_Problem to solve_
Write out all of the entries that follow, word for word, but skip the pictures.

Lines of data
=-=-=

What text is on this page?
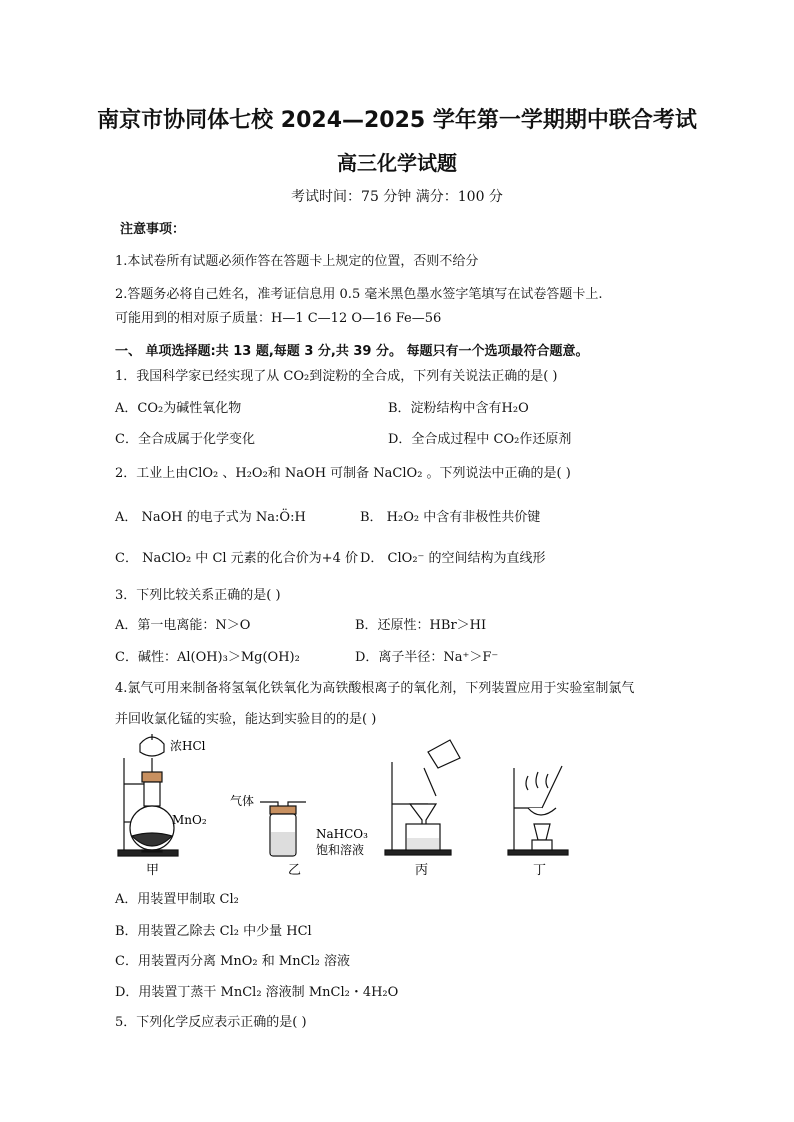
南京市协同体七校 2024—2025 学年第一学期期中联合考试
高三化学试题
考试时间：75 分钟 满分：100 分
注意事项：
1.本试卷所有试题必须作答在答题卡上规定的位置，否则不给分
2.答题务必将自己姓名，准考证信息用 0.5 毫米黑色墨水签字笔填写在试卷答题卡上.
可能用到的相对原子质量：H—1 C—12 O—16 Fe—56
一、 单项选择题:共 13 题,每题 3 分,共 39 分。 每题只有一个选项最符合题意。
1．我国科学家已经实现了从 CO₂到淀粉的全合成，下列有关说法正确的是( )
A．CO₂为碱性氧化物	B．淀粉结构中含有H₂O
C．全合成属于化学变化	D．全合成过程中 CO₂作还原剂
2．工业上由ClO₂ 、H₂O₂和 NaOH 可制备 NaClO₂ 。下列说法中正确的是( )
A． NaOH 的电子式为 Na:Ö:H	B． H₂O₂ 中含有非极性共价键
C． NaClO₂ 中 Cl 元素的化合价为+4 价 D． ClO₂⁻ 的空间结构为直线形
3．下列比较关系正确的是( )
A．第一电离能：N＞O	B．还原性：HBr＞HI
C．碱性：Al(OH)₃＞Mg(OH)₂	D．离子半径：Na⁺＞F⁻
4.氯气可用来制备将氢氧化铁氧化为高铁酸根离子的氧化剂，下列装置应用于实验室制氯气
并回收氯化锰的实验，能达到实验目的的是( )
浓HCl
MnO₂
甲
气体
NaHCO₃
饱和溶液
乙	丙	丁
A．用装置甲制取 Cl₂
B．用装置乙除去 Cl₂ 中少量 HCl
C．用装置丙分离 MnO₂ 和 MnCl₂ 溶液
D．用装置丁蒸干 MnCl₂ 溶液制 MnCl₂・4H₂O
5．下列化学反应表示正确的是( )
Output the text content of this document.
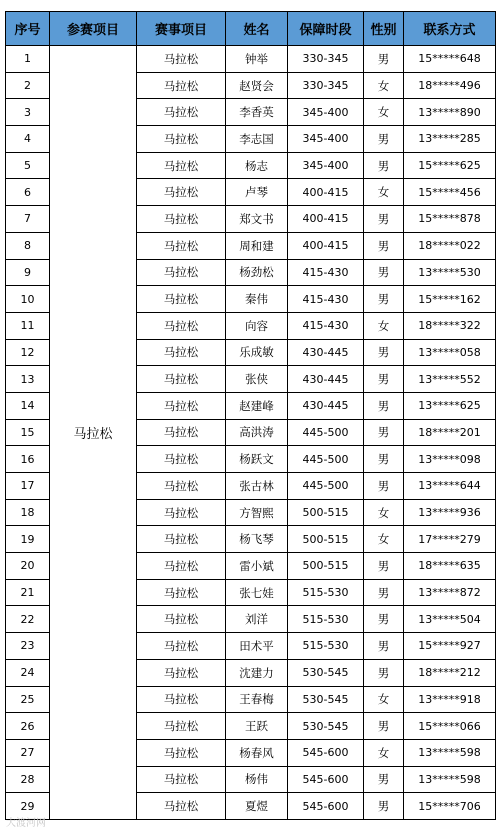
序号	参赛项目	赛事项目	姓名	保障时段	性别	联系方式
1	马拉松	马拉松	钟举	330-345	男	15*****648
2		马拉松	赵贤会	330-345	女	18*****496
3		马拉松	李香英	345-400	女	13*****890
4		马拉松	李志国	345-400	男	13*****285
5		马拉松	杨志	345-400	男	15*****625
6		马拉松	卢琴	400-415	女	15*****456
7		马拉松	郑文书	400-415	男	15*****878
8		马拉松	周和建	400-415	男	18*****022
9		马拉松	杨劲松	415-430	男	13*****530
10		马拉松	秦伟	415-430	男	15*****162
11		马拉松	向容	415-430	女	18*****322
12		马拉松	乐成敏	430-445	男	13*****058
13		马拉松	张侠	430-445	男	13*****552
14		马拉松	赵建峰	430-445	男	13*****625
15		马拉松	高洪涛	445-500	男	18*****201
16		马拉松	杨跃文	445-500	男	13*****098
17		马拉松	张古林	445-500	男	13*****644
18		马拉松	方智熙	500-515	女	13*****936
19		马拉松	杨飞琴	500-515	女	17*****279
20		马拉松	雷小斌	500-515	男	18*****635
21		马拉松	张七娃	515-530	男	13*****872
22		马拉松	刘洋	515-530	男	13*****504
23		马拉松	田术平	515-530	男	15*****927
24		马拉松	沈建力	530-545	男	18*****212
25		马拉松	王春梅	530-545	女	13*****918
26		马拉松	王跃	530-545	男	15*****066
27		马拉松	杨春风	545-600	女	13*****598
28		马拉松	杨伟	545-600	男	13*****598
29		马拉松	夏煜	545-600	男	15*****706
大渡河网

=-=-=

_Answer to the task_
What text is on this page?
南京市协同体七校 2024—2025 学年第一学期期中联合考试
高三化学试题
考试时间：75 分钟 满分：100 分
注意事项：
1.本试卷所有试题必须作答在答题卡上规定的位置，否则不给分
2.答题务必将自己姓名，准考证信息用 0.5 毫米黑色墨水签字笔填写在试卷答题卡上.
可能用到的相对原子质量：H—1 C—12 O—16 Fe—56
一、 单项选择题:共 13 题,每题 3 分,共 39 分。 每题只有一个选项最符合题意。
1．我国科学家已经实现了从 CO₂到淀粉的全合成，下列有关说法正确的是( )
A．CO₂为碱性氧化物	B．淀粉结构中含有H₂O
C．全合成属于化学变化	D．全合成过程中 CO₂作还原剂
2．工业上由ClO₂ 、H₂O₂和 NaOH 可制备 NaClO₂ 。下列说法中正确的是( )
A． NaOH 的电子式为 Na:Ö:H	B． H₂O₂ 中含有非极性共价键
C． NaClO₂ 中 Cl 元素的化合价为+4 价 D． ClO₂⁻ 的空间结构为直线形
3．下列比较关系正确的是( )
A．第一电离能：N＞O	B．还原性：HBr＞HI
C．碱性：Al(OH)₃＞Mg(OH)₂	D．离子半径：Na⁺＞F⁻
4.氯气可用来制备将氢氧化铁氧化为高铁酸根离子的氧化剂，下列装置应用于实验室制氯气
并回收氯化锰的实验，能达到实验目的的是( )
浓HCl
MnO₂
甲
气体
NaHCO₃
饱和溶液
乙	丙	丁
A．用装置甲制取 Cl₂
B．用装置乙除去 Cl₂ 中少量 HCl
C．用装置丙分离 MnO₂ 和 MnCl₂ 溶液
D．用装置丁蒸干 MnCl₂ 溶液制 MnCl₂・4H₂O
5．下列化学反应表示正确的是( )
Output the text content of this document.
序号	参赛项目	赛事项目	姓名	保障时段	性别	联系方式
1	马拉松	马拉松	钟举	330-345	男	15*****648
2		马拉松	赵贤会	330-345	女	18*****496
3		马拉松	李香英	345-400	女	13*****890
4		马拉松	李志国	345-400	男	13*****285
5		马拉松	杨志	345-400	男	15*****625
6		马拉松	卢琴	400-415	女	15*****456
7		马拉松	郑文书	400-415	男	15*****878
8		马拉松	周和建	400-415	男	18*****022
9		马拉松	杨劲松	415-430	男	13*****530
10		马拉松	秦伟	415-430	男	15*****162
11		马拉松	向容	415-430	女	18*****322
12		马拉松	乐成敏	430-445	男	13*****058
13		马拉松	张侠	430-445	男	13*****552
14		马拉松	赵建峰	430-445	男	13*****625
15		马拉松	高洪涛	445-500	男	18*****201
16		马拉松	杨跃文	445-500	男	13*****098
17		马拉松	张古林	445-500	男	13*****644
18		马拉松	方智熙	500-515	女	13*****936
19		马拉松	杨飞琴	500-515	女	17*****279
20		马拉松	雷小斌	500-515	男	18*****635
21		马拉松	张七娃	515-530	男	13*****872
22		马拉松	刘洋	515-530	男	13*****504
23		马拉松	田术平	515-530	男	15*****927
24		马拉松	沈建力	530-545	男	18*****212
25		马拉松	王春梅	530-545	女	13*****918
26		马拉松	王跃	530-545	男	15*****066
27		马拉松	杨春风	545-600	女	13*****598
28		马拉松	杨伟	545-600	男	13*****598
29		马拉松	夏煜	545-600	男	15*****706
大渡河网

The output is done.